#### Input rows ####
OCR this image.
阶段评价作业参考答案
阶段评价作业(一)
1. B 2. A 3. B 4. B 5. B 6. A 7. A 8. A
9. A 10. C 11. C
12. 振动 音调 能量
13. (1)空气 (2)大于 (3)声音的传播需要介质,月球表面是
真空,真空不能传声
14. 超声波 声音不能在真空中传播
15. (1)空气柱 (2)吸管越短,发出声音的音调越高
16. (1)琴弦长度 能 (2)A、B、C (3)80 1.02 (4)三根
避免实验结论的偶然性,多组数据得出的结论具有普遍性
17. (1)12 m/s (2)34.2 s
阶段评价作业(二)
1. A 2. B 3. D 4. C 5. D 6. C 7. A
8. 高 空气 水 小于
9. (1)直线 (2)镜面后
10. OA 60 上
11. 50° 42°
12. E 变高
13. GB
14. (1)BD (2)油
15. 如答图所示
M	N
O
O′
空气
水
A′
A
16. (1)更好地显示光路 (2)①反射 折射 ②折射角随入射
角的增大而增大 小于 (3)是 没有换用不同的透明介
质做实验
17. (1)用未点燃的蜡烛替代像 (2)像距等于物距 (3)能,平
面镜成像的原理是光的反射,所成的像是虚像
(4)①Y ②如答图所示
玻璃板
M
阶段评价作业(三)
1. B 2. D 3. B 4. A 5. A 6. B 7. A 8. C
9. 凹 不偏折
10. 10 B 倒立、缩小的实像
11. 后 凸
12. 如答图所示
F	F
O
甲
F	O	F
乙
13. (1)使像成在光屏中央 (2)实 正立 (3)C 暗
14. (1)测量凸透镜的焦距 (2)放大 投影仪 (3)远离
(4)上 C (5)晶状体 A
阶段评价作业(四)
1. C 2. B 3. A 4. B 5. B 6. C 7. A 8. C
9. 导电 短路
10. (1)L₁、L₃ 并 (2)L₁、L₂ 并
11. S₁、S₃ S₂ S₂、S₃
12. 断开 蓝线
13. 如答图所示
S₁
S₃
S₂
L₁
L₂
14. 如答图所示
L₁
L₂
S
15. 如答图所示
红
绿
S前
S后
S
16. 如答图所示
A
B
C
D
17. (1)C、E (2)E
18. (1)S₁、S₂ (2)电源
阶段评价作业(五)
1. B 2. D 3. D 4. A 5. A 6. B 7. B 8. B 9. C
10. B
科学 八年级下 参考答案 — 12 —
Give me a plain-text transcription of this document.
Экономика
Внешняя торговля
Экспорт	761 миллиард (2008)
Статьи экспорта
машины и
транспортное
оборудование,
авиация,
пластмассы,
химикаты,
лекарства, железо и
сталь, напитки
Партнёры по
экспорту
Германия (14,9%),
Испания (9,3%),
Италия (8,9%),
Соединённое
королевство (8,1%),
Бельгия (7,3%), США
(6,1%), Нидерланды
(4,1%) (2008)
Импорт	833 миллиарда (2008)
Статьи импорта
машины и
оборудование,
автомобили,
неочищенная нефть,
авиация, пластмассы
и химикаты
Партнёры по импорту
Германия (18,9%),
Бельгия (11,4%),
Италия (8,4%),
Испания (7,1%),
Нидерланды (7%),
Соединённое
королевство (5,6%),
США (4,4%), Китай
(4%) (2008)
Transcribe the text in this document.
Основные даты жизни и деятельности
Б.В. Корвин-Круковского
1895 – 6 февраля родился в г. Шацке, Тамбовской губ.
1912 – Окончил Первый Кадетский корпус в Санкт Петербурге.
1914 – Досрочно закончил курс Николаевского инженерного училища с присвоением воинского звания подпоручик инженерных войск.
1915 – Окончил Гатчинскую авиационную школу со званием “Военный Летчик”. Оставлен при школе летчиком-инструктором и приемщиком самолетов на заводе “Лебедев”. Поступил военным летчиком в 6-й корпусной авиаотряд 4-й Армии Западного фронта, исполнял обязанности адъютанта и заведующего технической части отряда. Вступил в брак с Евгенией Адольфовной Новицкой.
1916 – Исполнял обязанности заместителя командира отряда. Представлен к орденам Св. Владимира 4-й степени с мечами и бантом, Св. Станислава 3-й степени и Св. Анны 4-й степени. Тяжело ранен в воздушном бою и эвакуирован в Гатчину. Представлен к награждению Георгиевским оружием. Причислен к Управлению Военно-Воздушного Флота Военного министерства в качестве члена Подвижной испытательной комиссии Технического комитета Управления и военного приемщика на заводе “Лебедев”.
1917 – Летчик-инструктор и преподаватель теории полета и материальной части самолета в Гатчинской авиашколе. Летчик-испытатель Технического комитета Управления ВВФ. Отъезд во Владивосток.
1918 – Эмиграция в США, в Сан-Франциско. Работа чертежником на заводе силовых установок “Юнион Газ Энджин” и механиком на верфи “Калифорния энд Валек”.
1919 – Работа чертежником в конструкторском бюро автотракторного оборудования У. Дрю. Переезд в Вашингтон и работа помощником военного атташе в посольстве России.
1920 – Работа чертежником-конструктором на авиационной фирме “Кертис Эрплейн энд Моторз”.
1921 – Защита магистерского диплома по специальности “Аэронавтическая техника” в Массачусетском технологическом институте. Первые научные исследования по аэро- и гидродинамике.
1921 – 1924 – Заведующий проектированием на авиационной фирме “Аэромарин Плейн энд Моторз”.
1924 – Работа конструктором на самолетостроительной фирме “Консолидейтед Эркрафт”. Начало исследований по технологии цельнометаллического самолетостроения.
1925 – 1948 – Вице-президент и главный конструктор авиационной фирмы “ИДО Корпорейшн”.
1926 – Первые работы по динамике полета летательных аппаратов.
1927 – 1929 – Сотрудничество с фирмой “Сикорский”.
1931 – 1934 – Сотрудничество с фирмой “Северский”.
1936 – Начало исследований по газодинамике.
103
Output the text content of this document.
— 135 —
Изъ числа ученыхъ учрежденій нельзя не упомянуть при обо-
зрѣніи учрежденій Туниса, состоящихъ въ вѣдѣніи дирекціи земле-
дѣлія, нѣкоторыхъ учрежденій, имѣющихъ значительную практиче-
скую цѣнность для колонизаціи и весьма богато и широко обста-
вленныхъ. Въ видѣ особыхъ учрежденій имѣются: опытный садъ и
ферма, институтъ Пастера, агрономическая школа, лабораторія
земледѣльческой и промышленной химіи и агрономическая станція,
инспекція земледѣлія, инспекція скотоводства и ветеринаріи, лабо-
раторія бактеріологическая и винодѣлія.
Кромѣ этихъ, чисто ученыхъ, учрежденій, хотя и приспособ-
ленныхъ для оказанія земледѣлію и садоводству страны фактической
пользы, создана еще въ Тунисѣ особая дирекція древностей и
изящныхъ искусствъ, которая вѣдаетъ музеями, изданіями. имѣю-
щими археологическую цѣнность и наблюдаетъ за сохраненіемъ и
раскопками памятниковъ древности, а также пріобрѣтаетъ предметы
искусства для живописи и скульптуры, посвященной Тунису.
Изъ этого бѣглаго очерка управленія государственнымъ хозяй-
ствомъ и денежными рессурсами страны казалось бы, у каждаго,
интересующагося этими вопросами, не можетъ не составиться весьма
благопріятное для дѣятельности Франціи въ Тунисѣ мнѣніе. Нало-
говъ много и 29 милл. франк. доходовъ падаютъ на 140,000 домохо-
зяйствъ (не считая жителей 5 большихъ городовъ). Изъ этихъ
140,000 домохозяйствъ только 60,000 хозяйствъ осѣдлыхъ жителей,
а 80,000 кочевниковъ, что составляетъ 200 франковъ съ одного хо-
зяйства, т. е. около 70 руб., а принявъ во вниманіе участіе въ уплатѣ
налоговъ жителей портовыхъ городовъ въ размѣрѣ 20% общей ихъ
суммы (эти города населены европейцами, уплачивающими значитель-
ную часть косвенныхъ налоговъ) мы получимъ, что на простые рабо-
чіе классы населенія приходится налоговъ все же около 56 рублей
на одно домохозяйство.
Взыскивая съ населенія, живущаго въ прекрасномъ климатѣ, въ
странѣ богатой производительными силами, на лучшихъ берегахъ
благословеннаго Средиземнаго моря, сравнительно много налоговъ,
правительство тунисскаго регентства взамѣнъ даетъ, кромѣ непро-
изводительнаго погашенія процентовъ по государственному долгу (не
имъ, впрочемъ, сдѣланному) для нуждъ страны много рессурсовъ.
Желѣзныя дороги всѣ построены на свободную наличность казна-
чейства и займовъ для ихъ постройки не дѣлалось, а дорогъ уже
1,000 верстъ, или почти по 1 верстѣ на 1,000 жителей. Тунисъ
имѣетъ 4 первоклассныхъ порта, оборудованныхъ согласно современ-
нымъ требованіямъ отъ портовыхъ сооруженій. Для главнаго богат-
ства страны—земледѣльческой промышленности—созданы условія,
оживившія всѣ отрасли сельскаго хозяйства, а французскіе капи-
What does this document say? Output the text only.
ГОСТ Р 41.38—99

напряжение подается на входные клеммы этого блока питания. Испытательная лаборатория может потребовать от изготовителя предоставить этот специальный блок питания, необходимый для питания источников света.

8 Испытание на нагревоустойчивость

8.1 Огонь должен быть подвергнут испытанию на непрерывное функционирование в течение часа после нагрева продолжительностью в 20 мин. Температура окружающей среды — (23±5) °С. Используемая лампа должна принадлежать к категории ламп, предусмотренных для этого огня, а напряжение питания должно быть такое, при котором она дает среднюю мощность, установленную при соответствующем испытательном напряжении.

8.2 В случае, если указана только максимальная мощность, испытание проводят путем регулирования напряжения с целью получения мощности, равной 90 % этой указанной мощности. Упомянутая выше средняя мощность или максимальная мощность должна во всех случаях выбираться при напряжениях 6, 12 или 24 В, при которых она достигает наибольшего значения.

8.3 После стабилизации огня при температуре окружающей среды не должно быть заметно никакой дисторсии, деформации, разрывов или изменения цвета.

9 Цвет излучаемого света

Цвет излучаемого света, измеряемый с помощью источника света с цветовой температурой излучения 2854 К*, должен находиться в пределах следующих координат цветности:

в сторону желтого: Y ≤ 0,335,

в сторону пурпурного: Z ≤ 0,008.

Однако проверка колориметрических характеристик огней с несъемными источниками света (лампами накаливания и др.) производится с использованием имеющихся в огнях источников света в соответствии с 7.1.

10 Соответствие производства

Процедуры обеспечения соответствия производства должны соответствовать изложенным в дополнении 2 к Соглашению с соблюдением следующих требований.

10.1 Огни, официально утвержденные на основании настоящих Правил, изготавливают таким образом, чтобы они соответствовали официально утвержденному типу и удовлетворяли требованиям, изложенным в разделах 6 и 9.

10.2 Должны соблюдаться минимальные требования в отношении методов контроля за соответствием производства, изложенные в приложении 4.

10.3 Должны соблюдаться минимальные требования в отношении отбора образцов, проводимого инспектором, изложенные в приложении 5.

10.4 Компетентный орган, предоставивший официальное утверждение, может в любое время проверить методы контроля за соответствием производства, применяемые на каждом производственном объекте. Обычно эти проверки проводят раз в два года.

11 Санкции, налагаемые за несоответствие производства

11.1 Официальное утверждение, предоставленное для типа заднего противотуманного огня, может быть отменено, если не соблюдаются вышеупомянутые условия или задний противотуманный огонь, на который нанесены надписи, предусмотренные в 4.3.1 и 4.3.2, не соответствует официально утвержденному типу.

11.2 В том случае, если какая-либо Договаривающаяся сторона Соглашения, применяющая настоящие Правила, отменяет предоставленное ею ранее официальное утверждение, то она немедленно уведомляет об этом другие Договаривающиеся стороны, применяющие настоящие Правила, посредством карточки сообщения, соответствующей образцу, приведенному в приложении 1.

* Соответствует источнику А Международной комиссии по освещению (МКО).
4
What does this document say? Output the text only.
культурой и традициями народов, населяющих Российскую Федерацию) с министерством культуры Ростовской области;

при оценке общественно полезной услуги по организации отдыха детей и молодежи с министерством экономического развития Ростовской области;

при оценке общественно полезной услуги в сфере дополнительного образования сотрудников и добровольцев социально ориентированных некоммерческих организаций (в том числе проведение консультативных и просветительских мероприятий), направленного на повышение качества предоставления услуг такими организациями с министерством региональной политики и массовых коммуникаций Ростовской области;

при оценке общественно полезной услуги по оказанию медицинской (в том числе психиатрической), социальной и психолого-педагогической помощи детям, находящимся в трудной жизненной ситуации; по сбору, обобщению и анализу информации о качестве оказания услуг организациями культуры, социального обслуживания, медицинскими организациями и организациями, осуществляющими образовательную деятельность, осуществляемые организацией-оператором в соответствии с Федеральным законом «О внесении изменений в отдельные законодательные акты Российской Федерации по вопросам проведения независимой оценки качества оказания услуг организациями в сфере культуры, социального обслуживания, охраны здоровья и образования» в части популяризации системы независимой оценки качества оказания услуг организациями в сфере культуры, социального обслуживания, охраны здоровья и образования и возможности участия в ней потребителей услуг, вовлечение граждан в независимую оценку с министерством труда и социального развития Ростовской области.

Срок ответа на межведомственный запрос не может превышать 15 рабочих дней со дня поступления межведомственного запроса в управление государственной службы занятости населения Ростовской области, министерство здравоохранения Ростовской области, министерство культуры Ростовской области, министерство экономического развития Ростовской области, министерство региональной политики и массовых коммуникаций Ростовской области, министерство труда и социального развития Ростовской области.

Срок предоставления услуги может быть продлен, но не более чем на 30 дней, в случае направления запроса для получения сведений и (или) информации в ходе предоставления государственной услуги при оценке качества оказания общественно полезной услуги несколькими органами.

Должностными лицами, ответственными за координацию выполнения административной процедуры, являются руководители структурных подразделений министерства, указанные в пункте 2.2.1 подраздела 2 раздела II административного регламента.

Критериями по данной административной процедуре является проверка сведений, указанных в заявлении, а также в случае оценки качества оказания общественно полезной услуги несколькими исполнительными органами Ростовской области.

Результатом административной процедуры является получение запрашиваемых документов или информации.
####
Written instruction: From the material above, count the lines that include "соблюдаться" and give only the total.

Result of the exercise: 2